— BEGIN Entries shown —

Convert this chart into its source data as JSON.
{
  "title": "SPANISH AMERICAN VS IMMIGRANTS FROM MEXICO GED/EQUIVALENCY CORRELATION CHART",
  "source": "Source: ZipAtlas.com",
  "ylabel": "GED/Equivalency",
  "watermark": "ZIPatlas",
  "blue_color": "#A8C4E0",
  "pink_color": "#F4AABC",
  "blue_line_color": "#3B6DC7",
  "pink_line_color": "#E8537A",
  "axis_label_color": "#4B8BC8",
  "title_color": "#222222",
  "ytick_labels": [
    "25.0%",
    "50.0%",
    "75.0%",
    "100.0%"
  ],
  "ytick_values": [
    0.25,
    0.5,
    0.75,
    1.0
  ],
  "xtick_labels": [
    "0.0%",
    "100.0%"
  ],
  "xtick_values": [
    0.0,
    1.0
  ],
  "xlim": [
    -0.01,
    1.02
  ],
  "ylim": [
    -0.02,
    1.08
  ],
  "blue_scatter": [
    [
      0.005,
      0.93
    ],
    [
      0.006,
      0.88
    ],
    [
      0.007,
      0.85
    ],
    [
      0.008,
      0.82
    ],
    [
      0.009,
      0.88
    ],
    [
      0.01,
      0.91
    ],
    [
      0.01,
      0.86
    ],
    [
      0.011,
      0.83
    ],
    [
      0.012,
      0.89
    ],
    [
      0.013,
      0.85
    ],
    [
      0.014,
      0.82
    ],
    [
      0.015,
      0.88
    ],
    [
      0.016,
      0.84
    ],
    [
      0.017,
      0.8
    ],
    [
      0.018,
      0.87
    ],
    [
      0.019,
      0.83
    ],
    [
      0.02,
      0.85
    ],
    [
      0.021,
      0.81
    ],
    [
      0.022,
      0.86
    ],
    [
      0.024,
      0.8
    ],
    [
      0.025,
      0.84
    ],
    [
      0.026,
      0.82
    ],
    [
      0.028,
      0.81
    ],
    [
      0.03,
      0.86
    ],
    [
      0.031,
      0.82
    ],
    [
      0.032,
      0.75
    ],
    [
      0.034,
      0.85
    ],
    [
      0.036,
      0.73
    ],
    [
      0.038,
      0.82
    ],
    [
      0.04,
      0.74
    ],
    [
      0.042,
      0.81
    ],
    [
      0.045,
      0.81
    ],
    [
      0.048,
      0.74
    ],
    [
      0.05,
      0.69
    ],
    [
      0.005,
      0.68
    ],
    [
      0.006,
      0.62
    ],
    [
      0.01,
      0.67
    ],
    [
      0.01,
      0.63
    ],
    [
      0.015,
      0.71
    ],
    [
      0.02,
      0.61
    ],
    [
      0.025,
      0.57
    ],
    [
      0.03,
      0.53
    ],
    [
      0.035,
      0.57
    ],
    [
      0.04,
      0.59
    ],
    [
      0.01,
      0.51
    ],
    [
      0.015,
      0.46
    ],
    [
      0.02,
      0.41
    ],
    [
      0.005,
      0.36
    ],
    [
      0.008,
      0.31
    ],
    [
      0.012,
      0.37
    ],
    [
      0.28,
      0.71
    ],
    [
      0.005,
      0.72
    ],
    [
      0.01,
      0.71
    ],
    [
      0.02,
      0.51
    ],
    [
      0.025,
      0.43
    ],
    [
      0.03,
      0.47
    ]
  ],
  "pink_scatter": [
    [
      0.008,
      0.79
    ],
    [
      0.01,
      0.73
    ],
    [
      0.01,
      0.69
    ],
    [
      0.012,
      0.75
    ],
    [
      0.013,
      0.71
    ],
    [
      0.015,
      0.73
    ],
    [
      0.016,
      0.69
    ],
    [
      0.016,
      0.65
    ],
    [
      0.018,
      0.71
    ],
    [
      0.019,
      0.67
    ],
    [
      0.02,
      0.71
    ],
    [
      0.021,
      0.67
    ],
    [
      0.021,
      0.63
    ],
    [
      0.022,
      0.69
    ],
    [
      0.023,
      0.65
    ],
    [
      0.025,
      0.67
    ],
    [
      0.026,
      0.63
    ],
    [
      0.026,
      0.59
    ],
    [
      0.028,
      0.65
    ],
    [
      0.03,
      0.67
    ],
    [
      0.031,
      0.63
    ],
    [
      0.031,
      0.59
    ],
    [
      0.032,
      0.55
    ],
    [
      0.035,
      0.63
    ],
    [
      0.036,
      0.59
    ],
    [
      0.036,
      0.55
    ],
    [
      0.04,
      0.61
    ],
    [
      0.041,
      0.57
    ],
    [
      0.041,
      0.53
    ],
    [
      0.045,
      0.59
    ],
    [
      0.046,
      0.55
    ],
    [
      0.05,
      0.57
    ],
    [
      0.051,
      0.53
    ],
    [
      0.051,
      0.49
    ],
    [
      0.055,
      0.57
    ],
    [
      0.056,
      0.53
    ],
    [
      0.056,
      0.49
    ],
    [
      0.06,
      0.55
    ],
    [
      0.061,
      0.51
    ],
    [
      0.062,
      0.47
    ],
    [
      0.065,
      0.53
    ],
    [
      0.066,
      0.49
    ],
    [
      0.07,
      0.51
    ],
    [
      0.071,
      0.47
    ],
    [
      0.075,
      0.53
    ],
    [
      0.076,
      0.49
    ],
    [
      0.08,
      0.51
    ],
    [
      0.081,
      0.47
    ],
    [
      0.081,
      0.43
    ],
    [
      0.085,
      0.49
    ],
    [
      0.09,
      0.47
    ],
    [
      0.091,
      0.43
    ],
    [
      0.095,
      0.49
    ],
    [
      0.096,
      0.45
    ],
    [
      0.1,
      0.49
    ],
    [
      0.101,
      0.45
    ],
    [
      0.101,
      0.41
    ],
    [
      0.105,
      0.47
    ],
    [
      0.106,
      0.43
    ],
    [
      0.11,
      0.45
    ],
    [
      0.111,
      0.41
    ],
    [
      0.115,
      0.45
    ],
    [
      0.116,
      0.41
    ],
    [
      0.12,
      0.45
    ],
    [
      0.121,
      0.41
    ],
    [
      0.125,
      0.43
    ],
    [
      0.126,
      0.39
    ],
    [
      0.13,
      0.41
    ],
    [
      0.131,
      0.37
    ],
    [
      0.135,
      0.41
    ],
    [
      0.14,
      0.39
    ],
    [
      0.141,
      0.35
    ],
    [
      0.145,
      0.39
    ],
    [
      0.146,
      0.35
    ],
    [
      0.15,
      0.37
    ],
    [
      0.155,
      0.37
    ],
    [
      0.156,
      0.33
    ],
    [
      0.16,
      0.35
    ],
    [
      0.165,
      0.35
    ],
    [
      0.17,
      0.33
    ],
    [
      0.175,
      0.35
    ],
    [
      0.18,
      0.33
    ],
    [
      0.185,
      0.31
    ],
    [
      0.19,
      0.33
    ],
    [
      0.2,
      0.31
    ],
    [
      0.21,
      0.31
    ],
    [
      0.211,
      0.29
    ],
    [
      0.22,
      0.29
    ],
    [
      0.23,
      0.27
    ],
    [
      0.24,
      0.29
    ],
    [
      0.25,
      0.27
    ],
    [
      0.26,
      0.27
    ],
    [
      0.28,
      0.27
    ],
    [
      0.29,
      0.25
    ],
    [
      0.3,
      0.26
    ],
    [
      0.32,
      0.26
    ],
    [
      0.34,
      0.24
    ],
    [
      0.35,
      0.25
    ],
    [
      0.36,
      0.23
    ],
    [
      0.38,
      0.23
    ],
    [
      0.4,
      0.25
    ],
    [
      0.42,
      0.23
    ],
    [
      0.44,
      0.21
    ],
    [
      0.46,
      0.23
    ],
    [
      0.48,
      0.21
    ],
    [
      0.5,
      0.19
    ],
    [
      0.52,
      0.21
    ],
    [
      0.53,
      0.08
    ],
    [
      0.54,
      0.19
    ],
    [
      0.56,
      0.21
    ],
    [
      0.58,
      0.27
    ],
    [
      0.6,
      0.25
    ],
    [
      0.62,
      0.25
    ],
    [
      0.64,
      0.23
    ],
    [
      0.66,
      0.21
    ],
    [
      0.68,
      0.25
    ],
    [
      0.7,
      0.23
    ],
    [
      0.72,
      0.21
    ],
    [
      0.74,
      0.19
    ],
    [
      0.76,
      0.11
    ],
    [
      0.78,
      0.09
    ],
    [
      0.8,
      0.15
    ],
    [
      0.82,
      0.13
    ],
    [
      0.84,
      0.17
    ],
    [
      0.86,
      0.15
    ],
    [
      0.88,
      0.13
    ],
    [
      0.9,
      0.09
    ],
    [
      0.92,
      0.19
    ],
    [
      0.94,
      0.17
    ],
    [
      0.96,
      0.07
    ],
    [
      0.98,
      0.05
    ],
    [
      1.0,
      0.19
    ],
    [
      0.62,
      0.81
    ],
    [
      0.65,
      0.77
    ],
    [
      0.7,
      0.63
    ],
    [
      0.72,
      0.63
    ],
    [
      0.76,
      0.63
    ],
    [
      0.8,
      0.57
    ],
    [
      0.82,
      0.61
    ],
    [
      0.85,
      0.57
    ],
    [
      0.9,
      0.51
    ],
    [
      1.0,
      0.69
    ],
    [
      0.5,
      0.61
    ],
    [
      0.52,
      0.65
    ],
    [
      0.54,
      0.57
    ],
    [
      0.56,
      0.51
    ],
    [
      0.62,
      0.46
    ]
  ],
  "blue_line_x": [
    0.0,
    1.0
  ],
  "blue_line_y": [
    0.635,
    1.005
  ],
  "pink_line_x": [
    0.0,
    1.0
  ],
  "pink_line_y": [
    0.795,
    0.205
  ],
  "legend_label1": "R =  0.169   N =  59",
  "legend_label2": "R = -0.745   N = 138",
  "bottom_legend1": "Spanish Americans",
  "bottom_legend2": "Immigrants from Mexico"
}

— END Entries shown —

Set exercise
Take every line from the records above that has the word "source" and copy it.

Exercise response
Convert this chart into its source data as JSON.
  "source": "Source: ZipAtlas.com",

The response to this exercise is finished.